PROBLEM STATEMENT
Transcribe the records that follow. Keep every word exactly, and drop the pictures.

SUPPLIED ENTRIES

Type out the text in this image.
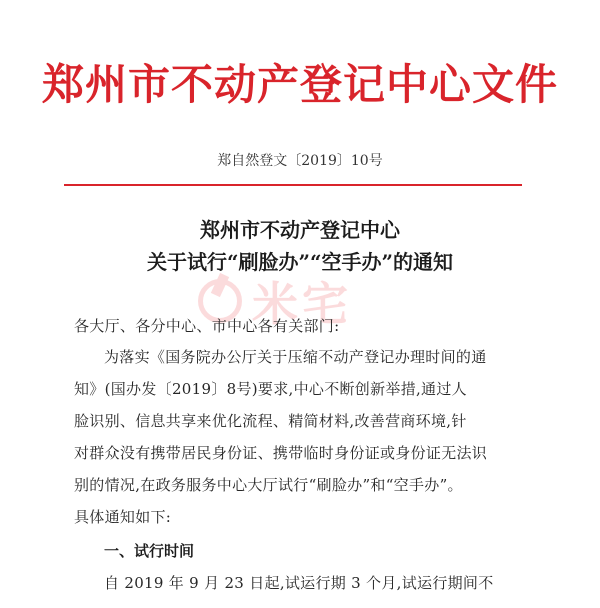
郑州市不动产登记中心文件
郑自然登文〔2019〕10号
郑州市不动产登记中心
关于试行“刷脸办”“空手办”的通知
米宅
各大厅、各分中心、市中心各有关部门:
为落实《国务院办公厅关于压缩不动产登记办理时间的通
知》(国办发〔2019〕8号)要求,中心不断创新举措,通过人
脸识别、信息共享来优化流程、精简材料,改善营商环境,针
对群众没有携带居民身份证、携带临时身份证或身份证无法识
别的情况,在政务服务中心大厅试行“刷脸办”和“空手办”。
具体通知如下:
一、试行时间
自 2019 年 9 月 23 日起,试运行期 3 个月,试运行期间不
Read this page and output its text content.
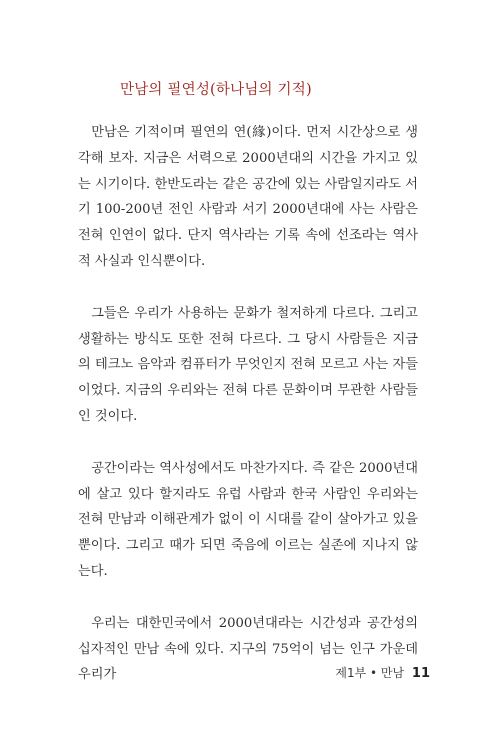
만남의 필연성(하나님의 기적)

만남은 기적이며 필연의 연(緣)이다. 먼저 시간상으로 생각해 보자. 지금은 서력으로 2000년대의 시간을 가지고 있는 시기이다. 한반도라는 같은 공간에 있는 사람일지라도 서기 100-200년 전인 사람과 서기 2000년대에 사는 사람은 전혀 인연이 없다. 단지 역사라는 기록 속에 선조라는 역사적 사실과 인식뿐이다.

그들은 우리가 사용하는 문화가 철저하게 다르다. 그리고 생활하는 방식도 또한 전혀 다르다. 그 당시 사람들은 지금의 테크노 음악과 컴퓨터가 무엇인지 전혀 모르고 사는 자들이었다. 지금의 우리와는 전혀 다른 문화이며 무관한 사람들인 것이다.

공간이라는 역사성에서도 마찬가지다. 즉 같은 2000년대에 살고 있다 할지라도 유럽 사람과 한국 사람인 우리와는 전혀 만남과 이해관계가 없이 이 시대를 같이 살아가고 있을 뿐이다. 그리고 때가 되면 죽음에 이르는 실존에 지나지 않는다.

우리는 대한민국에서 2000년대라는 시간성과 공간성의 십자적인 만남 속에 있다. 지구의 75억이 넘는 인구 가운데 우리가	제1부 • 만남 11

TASK SOLUTION
Type out the text in this image.
郑州市不动产登记中心文件
郑自然登文〔2019〕10号
郑州市不动产登记中心
关于试行“刷脸办”“空手办”的通知
米宅
各大厅、各分中心、市中心各有关部门:
为落实《国务院办公厅关于压缩不动产登记办理时间的通
知》(国办发〔2019〕8号)要求,中心不断创新举措,通过人
脸识别、信息共享来优化流程、精简材料,改善营商环境,针
对群众没有携带居民身份证、携带临时身份证或身份证无法识
别的情况,在政务服务中心大厅试行“刷脸办”和“空手办”。
具体通知如下:
一、试行时间
自 2019 年 9 月 23 日起,试运行期 3 个月,试运行期间不
Read this page and output its text content.
만남의 필연성(하나님의 기적)

만남은 기적이며 필연의 연(緣)이다. 먼저 시간상으로 생각해 보자. 지금은 서력으로 2000년대의 시간을 가지고 있는 시기이다. 한반도라는 같은 공간에 있는 사람일지라도 서기 100-200년 전인 사람과 서기 2000년대에 사는 사람은 전혀 인연이 없다. 단지 역사라는 기록 속에 선조라는 역사적 사실과 인식뿐이다.

그들은 우리가 사용하는 문화가 철저하게 다르다. 그리고 생활하는 방식도 또한 전혀 다르다. 그 당시 사람들은 지금의 테크노 음악과 컴퓨터가 무엇인지 전혀 모르고 사는 자들이었다. 지금의 우리와는 전혀 다른 문화이며 무관한 사람들인 것이다.

공간이라는 역사성에서도 마찬가지다. 즉 같은 2000년대에 살고 있다 할지라도 유럽 사람과 한국 사람인 우리와는 전혀 만남과 이해관계가 없이 이 시대를 같이 살아가고 있을 뿐이다. 그리고 때가 되면 죽음에 이르는 실존에 지나지 않는다.

우리는 대한민국에서 2000년대라는 시간성과 공간성의 십자적인 만남 속에 있다. 지구의 75억이 넘는 인구 가운데 우리가	제1부 • 만남 11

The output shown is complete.